_Direction_:
Copy out all of the material, matching it word for word.

Source records
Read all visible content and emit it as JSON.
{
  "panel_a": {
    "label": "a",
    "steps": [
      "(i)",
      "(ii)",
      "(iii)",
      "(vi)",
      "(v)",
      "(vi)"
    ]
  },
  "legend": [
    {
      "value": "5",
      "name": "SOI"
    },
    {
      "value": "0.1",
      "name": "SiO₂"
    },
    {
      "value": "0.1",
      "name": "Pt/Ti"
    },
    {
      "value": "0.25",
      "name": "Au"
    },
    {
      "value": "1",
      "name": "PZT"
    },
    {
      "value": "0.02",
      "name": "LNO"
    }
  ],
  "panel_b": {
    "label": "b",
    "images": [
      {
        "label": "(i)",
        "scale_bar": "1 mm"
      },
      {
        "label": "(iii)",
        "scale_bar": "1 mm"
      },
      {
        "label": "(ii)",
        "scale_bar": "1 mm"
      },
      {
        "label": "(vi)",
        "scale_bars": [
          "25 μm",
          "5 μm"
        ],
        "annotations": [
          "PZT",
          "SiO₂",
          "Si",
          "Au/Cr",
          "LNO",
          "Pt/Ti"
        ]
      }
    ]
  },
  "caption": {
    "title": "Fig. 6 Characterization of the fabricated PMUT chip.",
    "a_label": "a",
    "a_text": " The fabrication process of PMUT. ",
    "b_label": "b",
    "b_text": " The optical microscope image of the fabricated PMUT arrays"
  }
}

_Task solution_:
Read all visible content and emit it as JSON.
{
  "panel_a": {
    "label": "a",
    "steps": [
      "(i)",
      "(ii)",
      "(iii)",
      "(vi)",
      "(v)",
      "(vi)"
    ]
  },
  "legend": [
    {
      "value": "5",
      "name": "SOI"
    },
    {
      "value": "0.1",
      "name": "SiO₂"
    },
    {
      "value": "0.1",
      "name": "Pt/Ti"
    },
    {
      "value": "0.25",
      "name": "Au"
    },
    {
      "value": "1",
      "name": "PZT"
    },
    {
      "value": "0.02",
      "name": "LNO"
    }
  ],
  "panel_b": {
    "label": "b",
    "images": [
      {
        "label": "(i)",
        "scale_bar": "1 mm"
      },
      {
        "label": "(iii)",
        "scale_bar": "1 mm"
      },
      {
        "label": "(ii)",
        "scale_bar": "1 mm"
      },
      {
        "label": "(vi)",
        "scale_bars": [
          "25 μm",
          "5 μm"
        ],
        "annotations": [
          "PZT",
          "SiO₂",
          "Si",
          "Au/Cr",
          "LNO",
          "Pt/Ti"
        ]
      }
    ]
  },
  "caption": {
    "title": "Fig. 6 Characterization of the fabricated PMUT chip.",
    "a_label": "a",
    "a_text": " The fabrication process of PMUT. ",
    "b_label": "b",
    "b_text": " The optical microscope image of the fabricated PMUT arrays"
  }
}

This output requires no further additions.